▶ _Records supplied_
START
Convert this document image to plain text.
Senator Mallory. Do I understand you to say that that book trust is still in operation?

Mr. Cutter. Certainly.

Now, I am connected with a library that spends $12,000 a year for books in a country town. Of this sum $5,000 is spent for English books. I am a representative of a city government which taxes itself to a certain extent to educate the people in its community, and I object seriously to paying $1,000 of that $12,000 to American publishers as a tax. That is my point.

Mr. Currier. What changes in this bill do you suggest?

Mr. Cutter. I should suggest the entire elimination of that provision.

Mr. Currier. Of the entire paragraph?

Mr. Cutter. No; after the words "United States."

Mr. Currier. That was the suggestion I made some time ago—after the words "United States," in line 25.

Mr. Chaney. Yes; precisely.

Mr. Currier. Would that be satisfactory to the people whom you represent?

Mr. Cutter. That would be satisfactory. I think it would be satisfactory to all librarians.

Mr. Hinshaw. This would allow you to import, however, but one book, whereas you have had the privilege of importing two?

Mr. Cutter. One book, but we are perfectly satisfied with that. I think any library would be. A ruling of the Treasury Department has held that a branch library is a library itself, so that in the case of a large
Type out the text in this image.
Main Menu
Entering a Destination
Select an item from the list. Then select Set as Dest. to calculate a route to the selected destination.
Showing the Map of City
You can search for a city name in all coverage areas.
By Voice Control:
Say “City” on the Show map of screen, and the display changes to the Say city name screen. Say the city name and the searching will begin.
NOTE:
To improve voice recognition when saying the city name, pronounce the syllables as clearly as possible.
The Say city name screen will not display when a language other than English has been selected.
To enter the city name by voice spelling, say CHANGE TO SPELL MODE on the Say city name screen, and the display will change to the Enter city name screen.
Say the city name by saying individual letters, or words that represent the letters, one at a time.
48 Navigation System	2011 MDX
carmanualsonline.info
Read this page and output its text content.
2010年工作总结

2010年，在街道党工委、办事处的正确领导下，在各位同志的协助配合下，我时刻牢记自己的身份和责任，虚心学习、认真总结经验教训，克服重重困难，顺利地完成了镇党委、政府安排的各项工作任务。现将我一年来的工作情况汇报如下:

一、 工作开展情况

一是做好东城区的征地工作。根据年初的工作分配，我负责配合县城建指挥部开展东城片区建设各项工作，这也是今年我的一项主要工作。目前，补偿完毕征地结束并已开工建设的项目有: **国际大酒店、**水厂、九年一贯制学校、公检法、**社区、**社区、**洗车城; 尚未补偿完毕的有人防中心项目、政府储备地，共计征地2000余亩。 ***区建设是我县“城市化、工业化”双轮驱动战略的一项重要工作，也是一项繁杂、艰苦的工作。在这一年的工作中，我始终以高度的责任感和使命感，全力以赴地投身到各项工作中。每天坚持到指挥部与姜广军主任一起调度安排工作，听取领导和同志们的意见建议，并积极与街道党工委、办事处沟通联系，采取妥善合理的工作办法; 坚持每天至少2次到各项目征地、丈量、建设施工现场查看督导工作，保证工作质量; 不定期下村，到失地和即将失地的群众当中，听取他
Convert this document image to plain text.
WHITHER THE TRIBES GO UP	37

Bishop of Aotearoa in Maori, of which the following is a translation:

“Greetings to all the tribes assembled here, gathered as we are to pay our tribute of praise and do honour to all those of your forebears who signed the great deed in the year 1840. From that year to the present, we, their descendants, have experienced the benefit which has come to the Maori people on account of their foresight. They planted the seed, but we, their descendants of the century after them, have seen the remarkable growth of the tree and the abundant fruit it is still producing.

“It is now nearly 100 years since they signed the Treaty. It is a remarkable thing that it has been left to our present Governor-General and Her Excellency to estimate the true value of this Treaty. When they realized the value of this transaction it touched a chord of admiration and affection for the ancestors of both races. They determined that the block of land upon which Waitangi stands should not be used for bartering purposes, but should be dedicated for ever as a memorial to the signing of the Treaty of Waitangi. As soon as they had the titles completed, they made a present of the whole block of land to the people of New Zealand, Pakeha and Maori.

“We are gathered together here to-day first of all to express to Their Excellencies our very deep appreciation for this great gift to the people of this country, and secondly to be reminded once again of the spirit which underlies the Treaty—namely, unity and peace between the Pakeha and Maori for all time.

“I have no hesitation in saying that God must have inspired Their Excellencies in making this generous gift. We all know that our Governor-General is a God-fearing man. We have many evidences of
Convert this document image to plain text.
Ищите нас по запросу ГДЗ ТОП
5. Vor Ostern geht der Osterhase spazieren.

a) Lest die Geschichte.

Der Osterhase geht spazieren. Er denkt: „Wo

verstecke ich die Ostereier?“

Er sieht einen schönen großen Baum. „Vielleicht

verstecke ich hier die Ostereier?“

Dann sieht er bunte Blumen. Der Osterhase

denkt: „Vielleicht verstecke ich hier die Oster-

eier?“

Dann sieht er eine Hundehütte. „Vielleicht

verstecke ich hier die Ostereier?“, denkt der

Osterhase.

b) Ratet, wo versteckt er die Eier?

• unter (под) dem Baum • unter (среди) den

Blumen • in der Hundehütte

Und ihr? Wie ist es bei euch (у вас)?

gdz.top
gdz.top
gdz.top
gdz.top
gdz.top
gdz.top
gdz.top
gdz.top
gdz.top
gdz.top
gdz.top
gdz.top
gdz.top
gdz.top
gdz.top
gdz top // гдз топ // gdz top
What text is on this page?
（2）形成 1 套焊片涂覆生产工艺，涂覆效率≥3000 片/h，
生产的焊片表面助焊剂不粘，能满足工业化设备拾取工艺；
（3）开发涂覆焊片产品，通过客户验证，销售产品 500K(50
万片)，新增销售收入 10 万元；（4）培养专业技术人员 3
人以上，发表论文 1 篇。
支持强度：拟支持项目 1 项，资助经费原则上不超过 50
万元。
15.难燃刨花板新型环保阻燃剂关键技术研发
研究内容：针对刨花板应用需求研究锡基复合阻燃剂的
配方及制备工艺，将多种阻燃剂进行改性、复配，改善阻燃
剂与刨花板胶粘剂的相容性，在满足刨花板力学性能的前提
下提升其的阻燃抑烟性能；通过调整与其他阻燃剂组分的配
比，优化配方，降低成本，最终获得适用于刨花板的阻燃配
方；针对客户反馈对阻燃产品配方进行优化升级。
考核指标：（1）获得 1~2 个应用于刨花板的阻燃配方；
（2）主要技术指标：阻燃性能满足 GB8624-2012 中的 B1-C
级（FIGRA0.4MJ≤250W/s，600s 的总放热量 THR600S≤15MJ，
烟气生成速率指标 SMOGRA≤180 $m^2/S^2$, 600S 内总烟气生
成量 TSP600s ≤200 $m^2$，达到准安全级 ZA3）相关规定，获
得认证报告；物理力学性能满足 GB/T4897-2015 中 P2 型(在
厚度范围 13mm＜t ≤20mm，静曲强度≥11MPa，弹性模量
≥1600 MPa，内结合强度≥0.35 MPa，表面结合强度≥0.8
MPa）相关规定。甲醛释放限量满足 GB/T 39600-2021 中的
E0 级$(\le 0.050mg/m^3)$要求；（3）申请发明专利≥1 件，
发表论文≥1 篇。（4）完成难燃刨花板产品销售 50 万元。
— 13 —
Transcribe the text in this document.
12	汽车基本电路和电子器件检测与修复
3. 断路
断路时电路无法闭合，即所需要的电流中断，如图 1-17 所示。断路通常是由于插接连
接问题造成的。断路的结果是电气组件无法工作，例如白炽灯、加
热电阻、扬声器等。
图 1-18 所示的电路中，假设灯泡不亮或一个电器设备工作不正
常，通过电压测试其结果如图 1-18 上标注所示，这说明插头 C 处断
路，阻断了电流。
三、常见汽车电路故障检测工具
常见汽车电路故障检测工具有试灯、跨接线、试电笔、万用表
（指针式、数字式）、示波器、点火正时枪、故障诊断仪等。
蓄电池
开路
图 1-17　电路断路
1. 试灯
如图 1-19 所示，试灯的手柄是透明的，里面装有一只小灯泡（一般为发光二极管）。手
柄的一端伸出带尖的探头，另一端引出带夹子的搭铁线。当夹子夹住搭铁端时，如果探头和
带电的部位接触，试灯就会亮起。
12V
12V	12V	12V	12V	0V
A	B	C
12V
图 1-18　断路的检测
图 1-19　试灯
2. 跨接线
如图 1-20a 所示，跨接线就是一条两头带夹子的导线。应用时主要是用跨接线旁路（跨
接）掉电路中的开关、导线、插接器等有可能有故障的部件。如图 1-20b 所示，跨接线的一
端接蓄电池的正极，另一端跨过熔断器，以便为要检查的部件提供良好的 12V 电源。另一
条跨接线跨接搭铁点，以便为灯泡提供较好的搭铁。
END
In the entries above, take the line containing "What text is on this page?" and each later line through the last, and repeat them exactly. Output nothing else.

What text is on this page?
（2）形成 1 套焊片涂覆生产工艺，涂覆效率≥3000 片/h，
生产的焊片表面助焊剂不粘，能满足工业化设备拾取工艺；
（3）开发涂覆焊片产品，通过客户验证，销售产品 500K(50
万片)，新增销售收入 10 万元；（4）培养专业技术人员 3
人以上，发表论文 1 篇。
支持强度：拟支持项目 1 项，资助经费原则上不超过 50
万元。
15.难燃刨花板新型环保阻燃剂关键技术研发
研究内容：针对刨花板应用需求研究锡基复合阻燃剂的
配方及制备工艺，将多种阻燃剂进行改性、复配，改善阻燃
剂与刨花板胶粘剂的相容性，在满足刨花板力学性能的前提
下提升其的阻燃抑烟性能；通过调整与其他阻燃剂组分的配
比，优化配方，降低成本，最终获得适用于刨花板的阻燃配
方；针对客户反馈对阻燃产品配方进行优化升级。
考核指标：（1）获得 1~2 个应用于刨花板的阻燃配方；
（2）主要技术指标：阻燃性能满足 GB8624-2012 中的 B1-C
级（FIGRA0.4MJ≤250W/s，600s 的总放热量 THR600S≤15MJ，
烟气生成速率指标 SMOGRA≤180 $m^2/S^2$, 600S 内总烟气生
成量 TSP600s ≤200 $m^2$，达到准安全级 ZA3）相关规定，获
得认证报告；物理力学性能满足 GB/T4897-2015 中 P2 型(在
厚度范围 13mm＜t ≤20mm，静曲强度≥11MPa，弹性模量
≥1600 MPa，内结合强度≥0.35 MPa，表面结合强度≥0.8
MPa）相关规定。甲醛释放限量满足 GB/T 39600-2021 中的
E0 级$(\le 0.050mg/m^3)$要求；（3）申请发明专利≥1 件，
发表论文≥1 篇。（4）完成难燃刨花板产品销售 50 万元。
— 13 —
Transcribe the text in this document.
12	汽车基本电路和电子器件检测与修复
3. 断路
断路时电路无法闭合，即所需要的电流中断，如图 1-17 所示。断路通常是由于插接连
接问题造成的。断路的结果是电气组件无法工作，例如白炽灯、加
热电阻、扬声器等。
图 1-18 所示的电路中，假设灯泡不亮或一个电器设备工作不正
常，通过电压测试其结果如图 1-18 上标注所示，这说明插头 C 处断
路，阻断了电流。
三、常见汽车电路故障检测工具
常见汽车电路故障检测工具有试灯、跨接线、试电笔、万用表
（指针式、数字式）、示波器、点火正时枪、故障诊断仪等。
蓄电池
开路
图 1-17　电路断路
1. 试灯
如图 1-19 所示，试灯的手柄是透明的，里面装有一只小灯泡（一般为发光二极管）。手
柄的一端伸出带尖的探头，另一端引出带夹子的搭铁线。当夹子夹住搭铁端时，如果探头和
带电的部位接触，试灯就会亮起。
12V
12V	12V	12V	12V	0V
A	B	C
12V
图 1-18　断路的检测
图 1-19　试灯
2. 跨接线
如图 1-20a 所示，跨接线就是一条两头带夹子的导线。应用时主要是用跨接线旁路（跨
接）掉电路中的开关、导线、插接器等有可能有故障的部件。如图 1-20b 所示，跨接线的一
端接蓄电池的正极，另一端跨过熔断器，以便为要检查的部件提供良好的 12V 电源。另一
条跨接线跨接搭铁点，以便为灯泡提供较好的搭铁。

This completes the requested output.